> **TEXT SECTION**:
━━━━━━━━━━━━━━━━━━━━━━━━━━━━━━

‘Schaffer and dwelling in the hidden art of life’
Oscar Wilde said ‘The secret of life is art; ordinary riches can be stolen from you, real riches cannot. In your soul there are infinitely precious things that cannot be taken from you’.
‘Great Chicago glowed red before our eyes. We were suddenly on Madison street among the hordes of hobos, some of them sprawled out on the street with their feet on the curb, hundreds of others milling in the doorways of saloons and alleys. ‘Wup! wup!’ (Kerouac, 1955, Pg216). Immediate, fresh and lively in manner, this book rests on fervent possibility. The essence of the desire to be and to be fulfilled runs lividly through these pages. Spontaneous in outburst, looking for connection, an unpredictability too that launches us into an adrenalin fuelled charisma as the moment rises eddy like air and fills our nostrils with its warm sweaty stench. Young and free and continually aiming to blithely ‘be’, that so many wish to be so.
I see the orange Chinese lanterns folks have brought home and let release over Belper valley and from my view they mark the sky in new constellations. But as they drift on the same eddy of air as Kerouac’s enthusiasm, it is a civilized expression of a wish, a desire as it cultural origins indicate. And in it’s English counterpart – contained!

━━━━━━━━━━━━━━━━━━━━━━━━━━━━━━

> **DATA FOR THIS EXERCISE**:
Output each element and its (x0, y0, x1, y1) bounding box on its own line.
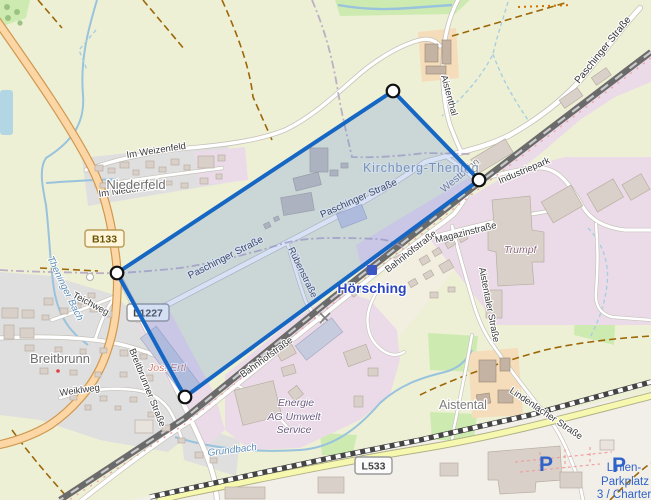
poi-label-trumpf: Trumpf (504, 244, 538, 256)
place-label-aistental: Aistental (439, 398, 487, 412)
poi-circle-icon (87, 274, 94, 281)
vertex-handle-north[interactable] (387, 85, 400, 98)
parking-icon-1: P (539, 453, 553, 476)
railway-station-icon (367, 265, 377, 275)
vertex-handle-west[interactable] (111, 267, 124, 280)
svg-text:AG Umwelt: AG Umwelt (266, 411, 321, 423)
traffic-signal-icon (56, 369, 60, 373)
road-shield-l533: L533 (355, 457, 392, 474)
vertex-handle-east[interactable] (473, 174, 486, 187)
road-shield-b133: B133 (85, 230, 124, 247)
svg-text:3 / Charter-: 3 / Charter- (597, 489, 651, 500)
svg-text:L533: L533 (362, 461, 386, 473)
svg-text:Linien-: Linien- (607, 462, 642, 474)
map-viewport[interactable]: Im Weizenfeld Im Niederfeld Teichweg Wei… (0, 0, 651, 500)
place-label-hoersching: Hörsching (337, 280, 406, 296)
vertex-handle-south[interactable] (179, 391, 192, 404)
svg-text:Energie: Energie (278, 397, 314, 409)
svg-text:Parkplatz: Parkplatz (601, 476, 649, 488)
svg-text:Service: Service (276, 424, 311, 436)
svg-text:B133: B133 (92, 234, 117, 246)
map-canvas[interactable]: Im Weizenfeld Im Niederfeld Teichweg Wei… (0, 0, 651, 500)
place-label-niederfeld: Niederfeld (106, 177, 165, 192)
place-label-breitbrunn: Breitbrunn (30, 351, 90, 366)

━━━━━━━━━━━━━━━━━━━━━━━━━━━━━━

> **DIRECTIVES**:
1 – Answer these questions about the essay on the hidden art of life:
(a) According to Oscar Wilde, what is the secret of life?
(b) On which street did they suddenly find themselves in Great Chicago?
(c) What color are the Chinese lanterns released over Belper valley?
2 – Print the lines of the listing from the line with "poi-label-trumpf: Trumpf (504, 244, 538, 256)" up to and including the line with "svg-text:Parkplatz: Parkplatz (601, 476, 649, 488)".
The listing is unrelated to the text.

> **ANSWERS FOR THE EXERCISE**:
1 –
(a) Art.
(b) Madison street.
(c) Orange.

2 –
poi-label-trumpf: Trumpf (504, 244, 538, 256)
place-label-aistental: Aistental (439, 398, 487, 412)
poi-circle-icon (87, 274, 94, 281)
vertex-handle-north[interactable] (387, 85, 400, 98)
parking-icon-1: P (539, 453, 553, 476)
railway-station-icon (367, 265, 377, 275)
vertex-handle-west[interactable] (111, 267, 124, 280)
svg-text:AG Umwelt: AG Umwelt (266, 411, 321, 423)
traffic-signal-icon (56, 369, 60, 373)
road-shield-l533: L533 (355, 457, 392, 474)
vertex-handle-east[interactable] (473, 174, 486, 187)
road-shield-b133: B133 (85, 230, 124, 247)
svg-text:3 / Charter-: 3 / Charter- (597, 489, 651, 500)
svg-text:L533: L533 (362, 461, 386, 473)
svg-text:Linien-: Linien- (607, 462, 642, 474)
map-viewport[interactable]: Im Weizenfeld Im Niederfeld Teichweg Wei… (0, 0, 651, 500)
place-label-hoersching: Hörsching (337, 280, 406, 296)
vertex-handle-south[interactable] (179, 391, 192, 404)
svg-text:Energie: Energie (278, 397, 314, 409)
svg-text:Parkplatz: Parkplatz (601, 476, 649, 488)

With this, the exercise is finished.